== Source records ==
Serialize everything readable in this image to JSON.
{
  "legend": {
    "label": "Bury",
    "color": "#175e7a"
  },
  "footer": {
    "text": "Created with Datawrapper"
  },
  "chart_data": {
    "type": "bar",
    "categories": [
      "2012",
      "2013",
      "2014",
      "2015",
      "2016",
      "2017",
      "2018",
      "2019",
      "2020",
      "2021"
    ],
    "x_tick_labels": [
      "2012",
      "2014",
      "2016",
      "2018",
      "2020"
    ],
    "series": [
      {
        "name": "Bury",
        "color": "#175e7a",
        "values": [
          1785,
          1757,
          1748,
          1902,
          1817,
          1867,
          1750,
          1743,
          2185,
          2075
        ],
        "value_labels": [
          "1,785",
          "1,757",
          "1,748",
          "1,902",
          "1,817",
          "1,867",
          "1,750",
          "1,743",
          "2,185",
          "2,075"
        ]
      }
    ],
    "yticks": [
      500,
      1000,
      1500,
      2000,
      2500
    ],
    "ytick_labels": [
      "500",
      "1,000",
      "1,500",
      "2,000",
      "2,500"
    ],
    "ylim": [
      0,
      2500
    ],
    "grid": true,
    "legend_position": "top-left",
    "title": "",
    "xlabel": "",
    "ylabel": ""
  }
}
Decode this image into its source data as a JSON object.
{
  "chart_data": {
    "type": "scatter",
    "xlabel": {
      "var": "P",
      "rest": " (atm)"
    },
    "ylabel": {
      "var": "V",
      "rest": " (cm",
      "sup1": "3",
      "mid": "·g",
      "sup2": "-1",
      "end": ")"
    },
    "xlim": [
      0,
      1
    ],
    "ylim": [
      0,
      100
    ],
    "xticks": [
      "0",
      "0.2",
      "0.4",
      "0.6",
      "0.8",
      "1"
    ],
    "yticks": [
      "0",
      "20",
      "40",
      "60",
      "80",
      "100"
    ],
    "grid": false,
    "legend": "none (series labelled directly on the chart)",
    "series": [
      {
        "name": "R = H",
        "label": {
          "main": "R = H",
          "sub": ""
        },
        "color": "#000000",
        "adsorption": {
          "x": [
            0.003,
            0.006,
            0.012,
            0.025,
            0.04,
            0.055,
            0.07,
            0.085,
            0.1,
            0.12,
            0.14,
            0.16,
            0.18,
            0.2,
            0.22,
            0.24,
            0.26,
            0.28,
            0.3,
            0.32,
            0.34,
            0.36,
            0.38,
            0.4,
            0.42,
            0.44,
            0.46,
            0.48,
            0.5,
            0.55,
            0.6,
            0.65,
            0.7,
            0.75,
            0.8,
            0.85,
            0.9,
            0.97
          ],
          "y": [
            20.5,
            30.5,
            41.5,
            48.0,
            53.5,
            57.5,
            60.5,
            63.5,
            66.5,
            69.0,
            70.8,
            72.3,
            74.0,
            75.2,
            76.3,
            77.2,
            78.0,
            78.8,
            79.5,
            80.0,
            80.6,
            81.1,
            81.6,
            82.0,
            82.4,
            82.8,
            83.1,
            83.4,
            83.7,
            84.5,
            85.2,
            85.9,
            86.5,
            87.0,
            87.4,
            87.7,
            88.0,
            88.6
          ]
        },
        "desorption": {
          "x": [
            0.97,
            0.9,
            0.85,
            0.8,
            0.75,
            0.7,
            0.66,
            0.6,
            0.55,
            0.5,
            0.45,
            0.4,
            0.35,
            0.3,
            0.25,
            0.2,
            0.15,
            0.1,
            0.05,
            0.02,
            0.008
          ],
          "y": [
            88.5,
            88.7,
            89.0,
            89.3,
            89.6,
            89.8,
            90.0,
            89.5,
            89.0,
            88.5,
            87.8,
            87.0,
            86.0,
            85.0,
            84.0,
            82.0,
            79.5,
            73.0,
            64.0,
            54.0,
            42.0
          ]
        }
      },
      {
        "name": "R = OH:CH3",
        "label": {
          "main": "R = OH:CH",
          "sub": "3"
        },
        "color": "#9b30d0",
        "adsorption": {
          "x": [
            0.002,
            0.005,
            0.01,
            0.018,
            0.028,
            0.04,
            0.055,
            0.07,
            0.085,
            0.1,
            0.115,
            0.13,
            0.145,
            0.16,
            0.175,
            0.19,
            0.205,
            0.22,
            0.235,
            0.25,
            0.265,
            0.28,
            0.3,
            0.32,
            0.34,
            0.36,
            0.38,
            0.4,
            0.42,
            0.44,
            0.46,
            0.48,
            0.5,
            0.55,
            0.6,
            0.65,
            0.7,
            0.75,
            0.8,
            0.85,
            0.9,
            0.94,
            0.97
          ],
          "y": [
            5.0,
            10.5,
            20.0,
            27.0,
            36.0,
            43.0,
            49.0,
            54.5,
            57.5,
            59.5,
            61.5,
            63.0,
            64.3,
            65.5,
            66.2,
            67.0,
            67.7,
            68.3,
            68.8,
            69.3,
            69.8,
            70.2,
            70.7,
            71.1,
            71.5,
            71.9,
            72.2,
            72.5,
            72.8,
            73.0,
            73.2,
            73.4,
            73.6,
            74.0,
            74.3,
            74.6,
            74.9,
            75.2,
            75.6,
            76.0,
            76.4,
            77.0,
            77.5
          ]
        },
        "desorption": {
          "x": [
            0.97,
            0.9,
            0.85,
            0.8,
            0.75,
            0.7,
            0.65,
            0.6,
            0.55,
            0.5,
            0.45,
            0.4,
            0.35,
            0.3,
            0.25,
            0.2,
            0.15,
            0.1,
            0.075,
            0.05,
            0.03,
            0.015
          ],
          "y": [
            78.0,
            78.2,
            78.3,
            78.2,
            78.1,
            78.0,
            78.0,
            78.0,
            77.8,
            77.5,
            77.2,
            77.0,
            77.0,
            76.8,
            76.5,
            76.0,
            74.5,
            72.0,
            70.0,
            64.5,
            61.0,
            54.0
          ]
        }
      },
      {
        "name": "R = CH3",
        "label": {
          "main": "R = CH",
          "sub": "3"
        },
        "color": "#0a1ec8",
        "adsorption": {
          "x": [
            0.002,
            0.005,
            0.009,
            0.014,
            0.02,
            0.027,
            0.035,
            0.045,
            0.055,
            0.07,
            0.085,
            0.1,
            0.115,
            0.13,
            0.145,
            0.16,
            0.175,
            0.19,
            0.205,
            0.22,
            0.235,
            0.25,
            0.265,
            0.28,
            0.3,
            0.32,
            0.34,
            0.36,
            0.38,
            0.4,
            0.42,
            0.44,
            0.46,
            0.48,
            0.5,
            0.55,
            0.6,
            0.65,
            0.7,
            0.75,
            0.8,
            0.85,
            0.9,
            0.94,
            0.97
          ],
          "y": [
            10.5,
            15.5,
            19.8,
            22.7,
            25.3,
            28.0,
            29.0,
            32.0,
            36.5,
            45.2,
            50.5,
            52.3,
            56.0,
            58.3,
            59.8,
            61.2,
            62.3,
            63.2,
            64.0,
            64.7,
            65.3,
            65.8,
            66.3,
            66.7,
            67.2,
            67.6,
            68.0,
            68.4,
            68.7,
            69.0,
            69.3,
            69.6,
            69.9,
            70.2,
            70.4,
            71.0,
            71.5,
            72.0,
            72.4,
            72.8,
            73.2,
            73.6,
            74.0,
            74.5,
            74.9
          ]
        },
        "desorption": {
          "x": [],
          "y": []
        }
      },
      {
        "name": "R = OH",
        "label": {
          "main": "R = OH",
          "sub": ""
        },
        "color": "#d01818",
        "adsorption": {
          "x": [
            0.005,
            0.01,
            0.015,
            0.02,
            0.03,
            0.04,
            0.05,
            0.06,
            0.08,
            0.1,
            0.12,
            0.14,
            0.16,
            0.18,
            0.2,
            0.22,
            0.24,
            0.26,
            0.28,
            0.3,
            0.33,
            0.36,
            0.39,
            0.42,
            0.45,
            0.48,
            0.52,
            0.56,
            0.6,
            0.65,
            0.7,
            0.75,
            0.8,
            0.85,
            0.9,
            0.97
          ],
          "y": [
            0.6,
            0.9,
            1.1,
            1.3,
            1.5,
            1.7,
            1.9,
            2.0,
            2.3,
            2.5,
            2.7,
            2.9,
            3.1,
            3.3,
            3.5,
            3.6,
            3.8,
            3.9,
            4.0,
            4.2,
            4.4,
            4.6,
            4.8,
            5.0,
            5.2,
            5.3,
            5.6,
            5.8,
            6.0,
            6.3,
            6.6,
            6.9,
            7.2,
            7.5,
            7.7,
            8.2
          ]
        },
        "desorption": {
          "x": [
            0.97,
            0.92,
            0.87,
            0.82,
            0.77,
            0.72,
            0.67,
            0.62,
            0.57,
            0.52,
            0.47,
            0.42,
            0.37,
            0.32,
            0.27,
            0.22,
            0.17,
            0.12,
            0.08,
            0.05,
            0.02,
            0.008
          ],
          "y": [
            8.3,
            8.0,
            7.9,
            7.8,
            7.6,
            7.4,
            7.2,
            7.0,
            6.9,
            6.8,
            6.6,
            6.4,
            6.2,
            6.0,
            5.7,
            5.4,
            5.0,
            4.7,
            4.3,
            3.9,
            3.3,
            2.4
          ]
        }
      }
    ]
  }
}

== Set task ==
Locate all lines holding the word "name", then copy them out.

== Task result ==
        "name": "Bury",
        "name": "R = H",
        "name": "R = OH:CH3",
        "name": "R = CH3",
        "name": "R = OH",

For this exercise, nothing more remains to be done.